_Given task_
Will you transcribe all the entries word for word, skipping the pictures they hold?

***

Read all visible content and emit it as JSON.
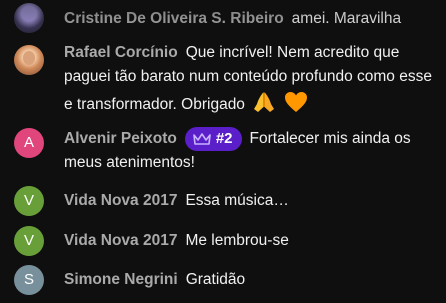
{
  "messages": [
    {
      "author": "Cristine De Oliveira S. Ribeiro",
      "text": "amei. Maravilha",
      "avatar": {
        "type": "photo",
        "letter": "",
        "color": "#3a3555"
      }
    },
    {
      "author": "Rafael Corcínio",
      "text": "Que incrível! Nem acredito que paguei tão barato num conteúdo profundo como esse e transformador. Obrigado",
      "avatar": {
        "type": "photo",
        "letter": "",
        "color": "#d08a5a"
      },
      "emojis": [
        "folded-hands-emoji",
        "orange-heart-emoji"
      ]
    },
    {
      "author": "Alvenir Peixoto",
      "badge": "#2",
      "text": "Fortalecer mis ainda os meus atenimentos!",
      "avatar": {
        "type": "letter",
        "letter": "A",
        "color": "#e0457b"
      }
    },
    {
      "author": "Vida Nova 2017",
      "text": "Essa música…",
      "avatar": {
        "type": "letter",
        "letter": "V",
        "color": "#689f38"
      }
    },
    {
      "author": "Vida Nova 2017",
      "text": "Me lembrou-se",
      "avatar": {
        "type": "letter",
        "letter": "V",
        "color": "#689f38"
      }
    },
    {
      "author": "Simone Negrini",
      "text": "Gratidão",
      "avatar": {
        "type": "letter",
        "letter": "S",
        "color": "#78909c"
      }
    }
  ],
  "colors": {
    "background": "#0f0f0f",
    "author": "#aaaaaa",
    "text": "#f1f1f1",
    "badge_bg": "#5b1fc9",
    "badge_icon": "#c7b3ff"
  },
  "icons": {
    "badge": "crown-icon"
  }
}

***

_Output_
Read all visible content and emit it as JSON.
{
  "messages": [
    {
      "author": "Cristine De Oliveira S. Ribeiro",
      "text": "amei. Maravilha",
      "avatar": {
        "type": "photo",
        "letter": "",
        "color": "#3a3555"
      }
    },
    {
      "author": "Rafael Corcínio",
      "text": "Que incrível! Nem acredito que paguei tão barato num conteúdo profundo como esse e transformador. Obrigado",
      "avatar": {
        "type": "photo",
        "letter": "",
        "color": "#d08a5a"
      },
      "emojis": [
        "folded-hands-emoji",
        "orange-heart-emoji"
      ]
    },
    {
      "author": "Alvenir Peixoto",
      "badge": "#2",
      "text": "Fortalecer mis ainda os meus atenimentos!",
      "avatar": {
        "type": "letter",
        "letter": "A",
        "color": "#e0457b"
      }
    },
    {
      "author": "Vida Nova 2017",
      "text": "Essa música…",
      "avatar": {
        "type": "letter",
        "letter": "V",
        "color": "#689f38"
      }
    },
    {
      "author": "Vida Nova 2017",
      "text": "Me lembrou-se",
      "avatar": {
        "type": "letter",
        "letter": "V",
        "color": "#689f38"
      }
    },
    {
      "author": "Simone Negrini",
      "text": "Gratidão",
      "avatar": {
        "type": "letter",
        "letter": "S",
        "color": "#78909c"
      }
    }
  ],
  "colors": {
    "background": "#0f0f0f",
    "author": "#aaaaaa",
    "text": "#f1f1f1",
    "badge_bg": "#5b1fc9",
    "badge_icon": "#c7b3ff"
  },
  "icons": {
    "badge": "crown-icon"
  }
}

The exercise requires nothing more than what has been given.